### THE REQUEST
Copy out the records verbatim, everything from the line containing "measurement-point [657,81,664,88]" down to the line containing "predicted-star-point [529,485,542,497]", with both of those lines included.

### RECORDS FOR THE TASK
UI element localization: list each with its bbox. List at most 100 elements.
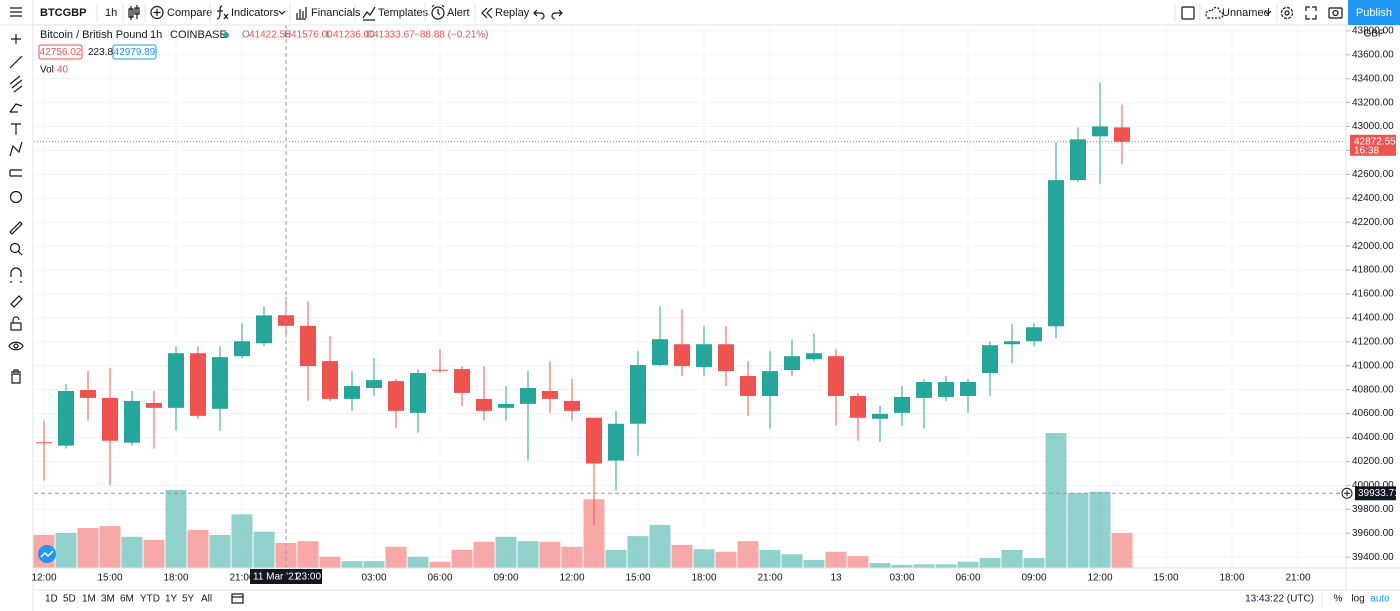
volume-bar: [979, 558, 1001, 568]
candle-body: [718, 344, 734, 372]
publish-label[interactable]: Publish: [1356, 7, 1392, 19]
auto-toggle[interactable]: auto: [1370, 594, 1390, 605]
volume-bar: [1111, 533, 1133, 568]
candle-body: [344, 386, 360, 399]
x-tick-label: 18:00: [163, 573, 188, 584]
percent-toggle[interactable]: %: [1334, 594, 1343, 605]
volume-bar: [913, 564, 935, 568]
x-tick-label: 15:00: [97, 573, 122, 584]
templates-icon[interactable]: [362, 6, 376, 21]
alert-button[interactable]: Alert: [447, 7, 470, 19]
ask-box: [112, 44, 157, 60]
range-button[interactable]: 3M: [101, 594, 115, 605]
range-button[interactable]: 1Y: [165, 594, 178, 605]
ohlc-key: H: [284, 30, 291, 41]
volume-bar: [231, 514, 253, 568]
volume-bar: [495, 536, 517, 568]
candle-body: [168, 353, 184, 408]
candle-body: [322, 361, 338, 399]
candle-body: [674, 344, 690, 367]
range-button[interactable]: YTD: [140, 594, 160, 605]
range-button[interactable]: 6M: [120, 594, 134, 605]
undo-icon[interactable]: [533, 9, 545, 20]
volume-bar: [781, 554, 803, 568]
log-toggle[interactable]: log: [1351, 594, 1364, 605]
y-tick-label: 41200.00: [1352, 336, 1394, 347]
volume-bar: [605, 549, 627, 568]
range-button[interactable]: All: [201, 594, 212, 605]
volume-bar: [363, 561, 385, 568]
y-tick-label: 43600.00: [1352, 49, 1394, 60]
fullscreen-icon[interactable]: [1305, 6, 1317, 20]
tradingview-logo: [38, 545, 56, 563]
volume-bar: [297, 541, 319, 568]
candle-body: [1004, 341, 1020, 345]
crosshair-hour: 23:00: [296, 572, 321, 583]
candle-body: [190, 353, 206, 416]
symbol[interactable]: BTCGBP: [40, 7, 86, 19]
volume-bar: [1067, 493, 1089, 568]
layout-name[interactable]: Unnamed: [1222, 7, 1270, 19]
ohlc-value: 41422.55: [249, 30, 291, 41]
replay-button[interactable]: Replay: [495, 7, 530, 19]
ohlc-key: O: [242, 30, 250, 41]
chart-pane: [33, 25, 1346, 568]
interval[interactable]: 1h: [105, 7, 117, 19]
x-tick-label: 03:00: [889, 573, 914, 584]
compare-button[interactable]: Compare: [167, 7, 212, 19]
go-to-date-icon[interactable]: [231, 593, 244, 604]
indicators-button[interactable]: Indicators: [231, 7, 279, 19]
redo-icon[interactable]: [551, 9, 563, 20]
templates-button[interactable]: Templates: [378, 7, 429, 19]
replay-icon[interactable]: [481, 7, 493, 19]
y-tick-label: 41000.00: [1352, 360, 1394, 371]
chevron[interactable]: [1264, 10, 1272, 15]
x-tick-label: 21:00: [229, 573, 254, 584]
candle-body: [498, 403, 514, 408]
candle-body: [982, 345, 998, 374]
candle-body: [762, 371, 778, 397]
candle-body: [366, 380, 382, 388]
x-tick-label: 12:00: [31, 573, 56, 584]
volume-bar: [429, 561, 451, 568]
cloud-icon[interactable]: [1205, 6, 1224, 19]
y-tick-label: 41800.00: [1352, 265, 1394, 276]
crosshair-plus-cross: [1344, 490, 1350, 497]
candle-body: [850, 396, 866, 418]
indicators-icon[interactable]: [216, 5, 229, 20]
publish-button[interactable]: [1348, 0, 1400, 25]
menu-icon[interactable]: [10, 7, 22, 17]
candle-body: [432, 369, 448, 371]
financials-icon[interactable]: [296, 7, 307, 20]
candle-body: [696, 344, 712, 368]
candle-body: [784, 356, 800, 371]
financials-button[interactable]: Financials: [311, 7, 361, 19]
crosshair-price-label: 39933.71: [1358, 488, 1400, 499]
x-tick-label: 21:00: [1285, 573, 1310, 584]
ohlc-change: −88.88 (−0.21%): [414, 30, 489, 41]
drawing-tools[interactable]: [8, 34, 24, 384]
alert-icon[interactable]: [431, 4, 445, 20]
snapshot-icon[interactable]: [1328, 7, 1343, 19]
volume-bar: [143, 539, 165, 568]
volume-bar: [715, 551, 737, 568]
currency: GBP: [1363, 29, 1384, 40]
volume-bar: [385, 546, 407, 568]
candle-body: [586, 417, 602, 464]
volume-bar: [1089, 491, 1111, 568]
chevron[interactable]: [278, 10, 286, 15]
range-button[interactable]: 5Y: [182, 594, 195, 605]
clock: 13:43:22 (UTC): [1245, 594, 1314, 605]
chart-style-icon[interactable]: [128, 5, 140, 20]
range-button[interactable]: 1M: [82, 594, 96, 605]
y-tick-label: 39600.00: [1352, 528, 1394, 539]
layout-icon[interactable]: [1181, 6, 1195, 20]
range-button[interactable]: 1D: [45, 594, 58, 605]
compare-icon[interactable]: [150, 5, 164, 20]
y-tick-label: 41400.00: [1352, 313, 1394, 324]
ohlc-value: 41576.00: [291, 30, 333, 41]
settings-icon[interactable]: [1280, 6, 1294, 20]
range-button[interactable]: 5D: [63, 594, 76, 605]
volume-legend-value: 40: [57, 65, 69, 76]
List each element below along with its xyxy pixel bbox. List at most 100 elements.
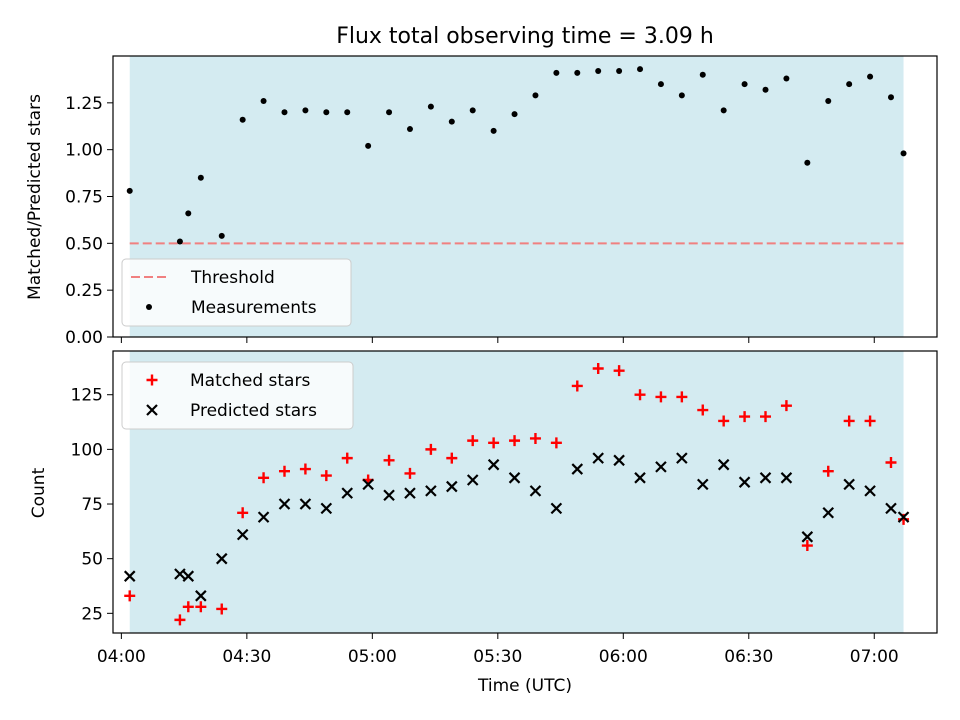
measurement-point [657,81,664,88]
measurement-point [365,142,372,149]
measurement-point [900,150,907,157]
predicted-star-point [174,568,186,580]
x-tick-label: 06:00 [599,647,648,667]
y-tick-label: 1.25 [65,94,103,114]
matched-star-point [404,467,416,479]
matched-star-point [571,380,583,392]
predicted-star-point [717,458,730,471]
measurement-point [783,75,790,82]
measurement-point [553,69,560,76]
matched-star-point [739,411,751,423]
x-tick-label: 04:00 [97,647,146,667]
predicted-star-point [529,485,542,497]
predicted-star-point [341,487,354,499]
predicted-star-point [634,472,646,484]
predicted-star-point [508,472,521,484]
matched-star-point [822,465,834,477]
legend-box [121,361,354,430]
y-tick-label: 1.00 [65,141,103,161]
measurement-point [511,111,518,118]
matched-star-point [278,465,290,477]
legend-measurement-swatch [146,304,152,310]
measurement-point [490,127,497,134]
y-tick-label: 0.75 [65,188,103,208]
x-tick-label: 05:30 [473,647,522,667]
matched-star-point [341,452,353,464]
y-tick-label: 0.00 [65,328,103,348]
legend-label: Predicted stars [190,401,317,421]
matched-star-point [550,437,562,449]
matched-star-point [592,362,604,374]
y-tick-label: 0.50 [65,234,103,254]
legend-box [121,258,352,327]
measurement-point [595,67,602,74]
predicted-star-point [780,472,793,484]
matched-star-point [697,404,709,416]
chart-title: Flux total observing time = 3.09 h [336,24,714,49]
measurement-point [281,109,288,116]
x-tick-label: 05:00 [348,647,397,667]
matched-star-point [258,472,270,484]
x-axis-label: Time (UTC) [477,676,572,696]
measurement-point [574,69,581,76]
predicted-star-point [592,452,604,464]
predicted-star-point [383,489,395,502]
matched-star-point [216,603,228,615]
matched-star-point [760,411,772,423]
predicted-star-point [299,498,312,510]
predicted-star-point [123,570,136,582]
measurement-point [386,109,393,116]
predicted-star-point [696,478,709,491]
plot-frame [112,350,938,634]
predicted-star-point [404,487,416,499]
predicted-star-point [182,570,195,582]
predicted-star-point [215,552,228,565]
measurement-point [699,71,706,78]
matched-star-point [843,415,855,427]
bottom-panel-counts: 25 50 75 100 125 04:00 04:30 05:00 05:30 06:00 06:… [71,350,938,667]
matched-star-point [509,435,521,447]
matched-star-point [780,400,792,412]
predicted-star-point [195,590,207,602]
measurement-point [185,210,192,217]
matched-star-point [655,391,667,403]
legend-label: Measurements [191,298,317,318]
measurement-point [720,107,727,114]
measurement-point [637,66,644,73]
y-tick-label: 25 [81,604,103,624]
predicted-star-point [801,531,814,543]
measurement-point [448,118,455,125]
predicted-star-point [550,502,563,515]
measurement-point [406,126,413,133]
matched-star-point [237,507,249,519]
predicted-star-point [822,506,835,519]
legend-label: Matched stars [190,371,310,391]
matched-star-point [676,391,688,403]
measurement-point [126,187,133,194]
matched-star-point [174,614,186,626]
predicted-star-point [897,511,910,523]
plot-frame [112,55,938,338]
measurement-point [804,159,811,166]
measurement-point [197,174,204,181]
measurement-point [741,81,748,88]
y-tick-label: 0.25 [65,281,103,301]
measurement-point [218,232,225,239]
matched-star-point [801,540,813,552]
predicted-star-point [425,485,437,497]
matched-star-point [885,456,897,468]
matched-star-point [529,432,541,444]
predicted-star-point [613,454,625,467]
matched-star-point [446,452,458,464]
top-panel-ratio: 0.00 0.25 0.50 0.75 1.00 1.25 Threshold Measure… [65,55,938,348]
predicted-star-point [446,480,458,493]
matched-star-point [299,463,311,475]
predicted-star-point [885,502,897,515]
measurement-point [887,94,894,101]
predicted-star-point [487,458,500,471]
matched-star-point [613,365,625,377]
y-axis-label-ratio: Matched/Predicted stars [25,94,45,300]
measurement-point [302,107,309,114]
measurement-point [825,97,832,104]
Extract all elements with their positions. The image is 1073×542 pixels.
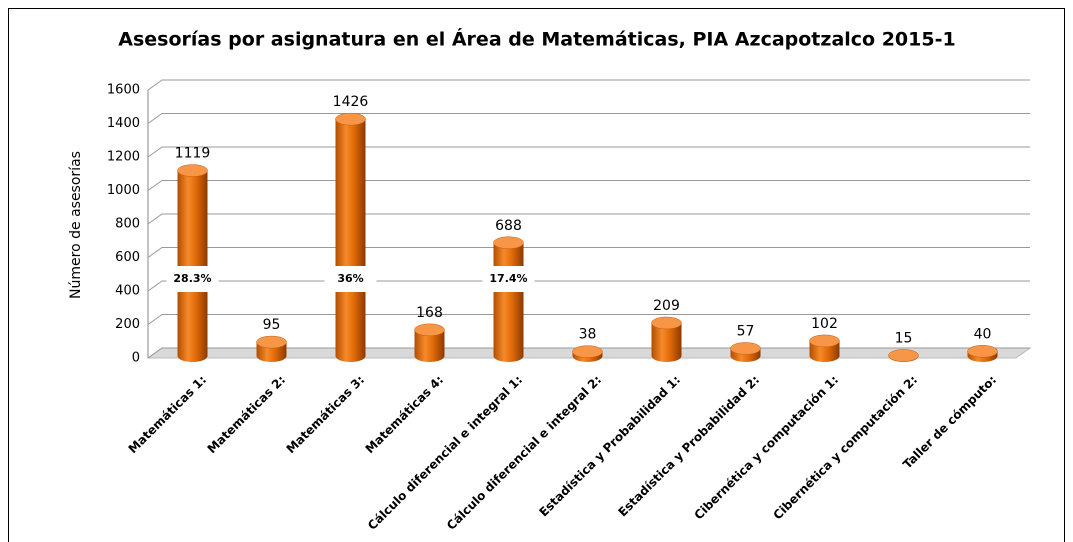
bar-top bbox=[335, 112, 366, 126]
bar bbox=[493, 236, 524, 362]
value-label: 688 bbox=[495, 218, 522, 234]
grid-line bbox=[147, 213, 1030, 225]
bar-top bbox=[256, 335, 287, 349]
bar-body bbox=[414, 329, 445, 362]
bar bbox=[809, 334, 840, 362]
y-tick-label: 800 bbox=[115, 217, 140, 232]
bar bbox=[888, 349, 919, 362]
y-tick-label: 400 bbox=[115, 284, 140, 299]
bar-top bbox=[572, 345, 603, 358]
value-label: 15 bbox=[895, 330, 913, 346]
grid-line bbox=[147, 314, 1030, 325]
bar bbox=[572, 345, 603, 362]
value-label: 1119 bbox=[175, 146, 211, 162]
grid-line bbox=[147, 280, 1030, 292]
share-label-box bbox=[166, 266, 219, 292]
share-label-box bbox=[482, 266, 535, 292]
bar bbox=[651, 316, 682, 362]
value-label: 102 bbox=[811, 316, 838, 332]
chart-title: Asesorías por asignatura en el Área de M… bbox=[118, 28, 955, 51]
value-label: 95 bbox=[263, 317, 281, 333]
share-label: 17.4% bbox=[489, 272, 527, 285]
y-axis-title: Número de asesorías bbox=[68, 151, 84, 299]
y-tick-label: 1000 bbox=[107, 183, 140, 198]
grid-line bbox=[147, 180, 1030, 191]
value-label: 57 bbox=[737, 323, 755, 339]
share-label: 28.3% bbox=[173, 272, 211, 285]
grid-line bbox=[147, 79, 1030, 91]
bar-body bbox=[335, 119, 366, 363]
share-label: 36% bbox=[337, 272, 363, 285]
bar-body bbox=[651, 322, 682, 362]
grid-line bbox=[147, 146, 1030, 158]
y-tick-label: 1200 bbox=[107, 150, 140, 165]
y-tick-label: 600 bbox=[115, 250, 140, 265]
bar bbox=[256, 335, 287, 362]
bar-top bbox=[730, 342, 761, 355]
y-tick-label: 200 bbox=[115, 317, 140, 332]
value-label: 168 bbox=[416, 305, 443, 321]
grid-line bbox=[147, 113, 1030, 124]
bar-top bbox=[651, 316, 682, 330]
bar bbox=[335, 112, 366, 363]
value-label: 38 bbox=[579, 327, 597, 343]
bar bbox=[730, 342, 761, 362]
bar-top bbox=[414, 323, 445, 337]
bar-top bbox=[888, 349, 919, 362]
bar-top bbox=[493, 236, 524, 250]
y-tick-label: 1600 bbox=[107, 83, 140, 98]
share-label-box bbox=[324, 266, 377, 292]
value-label: 209 bbox=[653, 298, 680, 314]
y-tick-label: 1400 bbox=[107, 116, 140, 131]
bar-top bbox=[809, 334, 840, 348]
bar-body bbox=[493, 242, 524, 362]
value-label: 1426 bbox=[333, 94, 369, 110]
bar bbox=[967, 345, 998, 362]
value-label: 40 bbox=[974, 326, 992, 342]
bar-top bbox=[967, 345, 998, 358]
grid-line bbox=[147, 247, 1030, 258]
y-tick-label: 0 bbox=[132, 351, 140, 366]
bar-top bbox=[177, 164, 208, 177]
bar bbox=[177, 164, 208, 362]
bar bbox=[414, 323, 445, 362]
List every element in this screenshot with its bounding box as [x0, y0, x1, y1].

### SOLVED EXERCISE
measurement-point [657,81,664,88]
measurement-point [365,142,372,149]
measurement-point [900,150,907,157]
predicted-star-point [174,568,186,580]
x-tick-label: 06:00 [599,647,648,667]
y-tick-label: 1.25 [65,94,103,114]
matched-star-point [404,467,416,479]
matched-star-point [571,380,583,392]
predicted-star-point [717,458,730,471]
measurement-point [783,75,790,82]
measurement-point [553,69,560,76]
matched-star-point [739,411,751,423]
x-tick-label: 04:00 [97,647,146,667]
predicted-star-point [529,485,542,497]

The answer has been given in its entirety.